(Records about charts and figures)
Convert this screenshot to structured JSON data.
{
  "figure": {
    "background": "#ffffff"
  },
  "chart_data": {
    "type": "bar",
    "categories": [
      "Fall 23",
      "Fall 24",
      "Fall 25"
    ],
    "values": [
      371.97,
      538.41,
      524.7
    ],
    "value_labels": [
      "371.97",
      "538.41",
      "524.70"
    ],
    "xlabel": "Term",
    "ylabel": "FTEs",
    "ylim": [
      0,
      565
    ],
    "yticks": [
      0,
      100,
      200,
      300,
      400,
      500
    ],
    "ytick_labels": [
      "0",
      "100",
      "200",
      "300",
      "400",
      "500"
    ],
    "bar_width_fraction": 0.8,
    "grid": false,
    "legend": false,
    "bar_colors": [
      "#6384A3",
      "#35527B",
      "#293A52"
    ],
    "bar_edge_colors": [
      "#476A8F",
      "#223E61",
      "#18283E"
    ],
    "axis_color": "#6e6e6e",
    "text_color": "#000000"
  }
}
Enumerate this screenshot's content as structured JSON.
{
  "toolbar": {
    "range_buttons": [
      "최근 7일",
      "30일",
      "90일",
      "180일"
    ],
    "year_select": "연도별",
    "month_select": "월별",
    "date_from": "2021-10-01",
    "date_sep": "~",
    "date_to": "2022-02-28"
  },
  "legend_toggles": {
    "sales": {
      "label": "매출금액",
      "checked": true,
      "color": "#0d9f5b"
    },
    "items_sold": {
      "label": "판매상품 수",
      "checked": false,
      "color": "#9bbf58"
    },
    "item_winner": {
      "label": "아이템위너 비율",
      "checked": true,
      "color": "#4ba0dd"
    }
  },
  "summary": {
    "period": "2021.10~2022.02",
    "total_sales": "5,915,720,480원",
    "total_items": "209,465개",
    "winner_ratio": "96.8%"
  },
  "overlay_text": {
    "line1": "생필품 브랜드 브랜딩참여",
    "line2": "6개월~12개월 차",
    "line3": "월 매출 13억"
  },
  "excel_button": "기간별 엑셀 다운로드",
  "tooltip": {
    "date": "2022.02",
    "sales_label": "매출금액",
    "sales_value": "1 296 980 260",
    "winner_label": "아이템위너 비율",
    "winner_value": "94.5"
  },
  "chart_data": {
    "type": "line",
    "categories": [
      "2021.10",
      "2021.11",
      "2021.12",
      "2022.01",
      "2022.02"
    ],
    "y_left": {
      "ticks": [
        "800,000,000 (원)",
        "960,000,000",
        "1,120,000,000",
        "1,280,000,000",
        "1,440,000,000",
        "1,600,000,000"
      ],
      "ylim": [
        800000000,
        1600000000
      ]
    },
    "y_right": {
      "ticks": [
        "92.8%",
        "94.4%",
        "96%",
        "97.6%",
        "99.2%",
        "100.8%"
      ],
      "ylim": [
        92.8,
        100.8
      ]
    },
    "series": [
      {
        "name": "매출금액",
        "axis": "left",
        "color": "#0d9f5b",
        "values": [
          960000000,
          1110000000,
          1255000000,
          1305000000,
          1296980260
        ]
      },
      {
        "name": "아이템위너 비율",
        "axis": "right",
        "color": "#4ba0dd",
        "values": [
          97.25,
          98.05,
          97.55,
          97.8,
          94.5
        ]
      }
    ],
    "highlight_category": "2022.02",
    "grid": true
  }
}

• [Aim]
Write down every line of the data exactly as it appears above.

• [Solution to this exercise]
Convert this screenshot to structured JSON data.
{
  "figure": {
    "background": "#ffffff"
  },
  "chart_data": {
    "type": "bar",
    "categories": [
      "Fall 23",
      "Fall 24",
      "Fall 25"
    ],
    "values": [
      371.97,
      538.41,
      524.7
    ],
    "value_labels": [
      "371.97",
      "538.41",
      "524.70"
    ],
    "xlabel": "Term",
    "ylabel": "FTEs",
    "ylim": [
      0,
      565
    ],
    "yticks": [
      0,
      100,
      200,
      300,
      400,
      500
    ],
    "ytick_labels": [
      "0",
      "100",
      "200",
      "300",
      "400",
      "500"
    ],
    "bar_width_fraction": 0.8,
    "grid": false,
    "legend": false,
    "bar_colors": [
      "#6384A3",
      "#35527B",
      "#293A52"
    ],
    "bar_edge_colors": [
      "#476A8F",
      "#223E61",
      "#18283E"
    ],
    "axis_color": "#6e6e6e",
    "text_color": "#000000"
  }
}
Enumerate this screenshot's content as structured JSON.
{
  "toolbar": {
    "range_buttons": [
      "최근 7일",
      "30일",
      "90일",
      "180일"
    ],
    "year_select": "연도별",
    "month_select": "월별",
    "date_from": "2021-10-01",
    "date_sep": "~",
    "date_to": "2022-02-28"
  },
  "legend_toggles": {
    "sales": {
      "label": "매출금액",
      "checked": true,
      "color": "#0d9f5b"
    },
    "items_sold": {
      "label": "판매상품 수",
      "checked": false,
      "color": "#9bbf58"
    },
    "item_winner": {
      "label": "아이템위너 비율",
      "checked": true,
      "color": "#4ba0dd"
    }
  },
  "summary": {
    "period": "2021.10~2022.02",
    "total_sales": "5,915,720,480원",
    "total_items": "209,465개",
    "winner_ratio": "96.8%"
  },
  "overlay_text": {
    "line1": "생필품 브랜드 브랜딩참여",
    "line2": "6개월~12개월 차",
    "line3": "월 매출 13억"
  },
  "excel_button": "기간별 엑셀 다운로드",
  "tooltip": {
    "date": "2022.02",
    "sales_label": "매출금액",
    "sales_value": "1 296 980 260",
    "winner_label": "아이템위너 비율",
    "winner_value": "94.5"
  },
  "chart_data": {
    "type": "line",
    "categories": [
      "2021.10",
      "2021.11",
      "2021.12",
      "2022.01",
      "2022.02"
    ],
    "y_left": {
      "ticks": [
        "800,000,000 (원)",
        "960,000,000",
        "1,120,000,000",
        "1,280,000,000",
        "1,440,000,000",
        "1,600,000,000"
      ],
      "ylim": [
        800000000,
        1600000000
      ]
    },
    "y_right": {
      "ticks": [
        "92.8%",
        "94.4%",
        "96%",
        "97.6%",
        "99.2%",
        "100.8%"
      ],
      "ylim": [
        92.8,
        100.8
      ]
    },
    "series": [
      {
        "name": "매출금액",
        "axis": "left",
        "color": "#0d9f5b",
        "values": [
          960000000,
          1110000000,
          1255000000,
          1305000000,
          1296980260
        ]
      },
      {
        "name": "아이템위너 비율",
        "axis": "right",
        "color": "#4ba0dd",
        "values": [
          97.25,
          98.05,
          97.55,
          97.8,
          94.5
        ]
      }
    ],
    "highlight_category": "2022.02",
    "grid": true
  }
}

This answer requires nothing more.